====== Provided information ======

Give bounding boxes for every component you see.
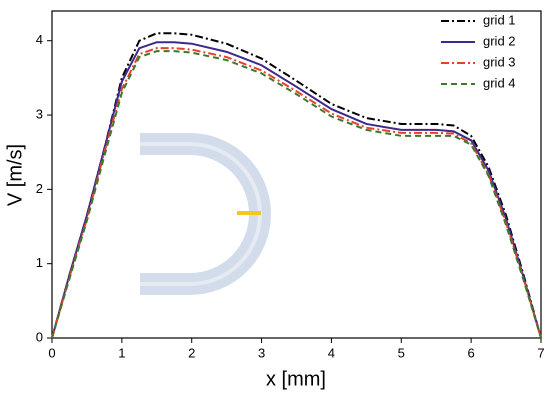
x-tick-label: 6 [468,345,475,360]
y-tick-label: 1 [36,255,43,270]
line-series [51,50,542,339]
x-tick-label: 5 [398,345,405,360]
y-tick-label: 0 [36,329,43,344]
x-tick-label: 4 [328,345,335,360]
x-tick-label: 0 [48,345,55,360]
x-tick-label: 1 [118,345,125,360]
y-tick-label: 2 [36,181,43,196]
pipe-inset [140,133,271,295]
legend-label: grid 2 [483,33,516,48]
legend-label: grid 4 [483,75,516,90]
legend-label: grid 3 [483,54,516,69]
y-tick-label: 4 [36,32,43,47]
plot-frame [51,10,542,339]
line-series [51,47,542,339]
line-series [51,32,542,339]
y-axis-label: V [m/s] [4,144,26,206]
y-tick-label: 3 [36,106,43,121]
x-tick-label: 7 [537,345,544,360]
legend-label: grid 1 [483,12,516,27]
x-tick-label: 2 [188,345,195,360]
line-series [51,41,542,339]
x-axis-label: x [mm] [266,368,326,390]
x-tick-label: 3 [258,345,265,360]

======

#### [Stated task]
Collect every line of the records above that contains the string "legend", copying each one in full.

#### [The output]
legend-label: grid 2 [483,33,516,48]
legend-label: grid 4 [483,75,516,90]
legend-label: grid 3 [483,54,516,69]
legend-label: grid 1 [483,12,516,27]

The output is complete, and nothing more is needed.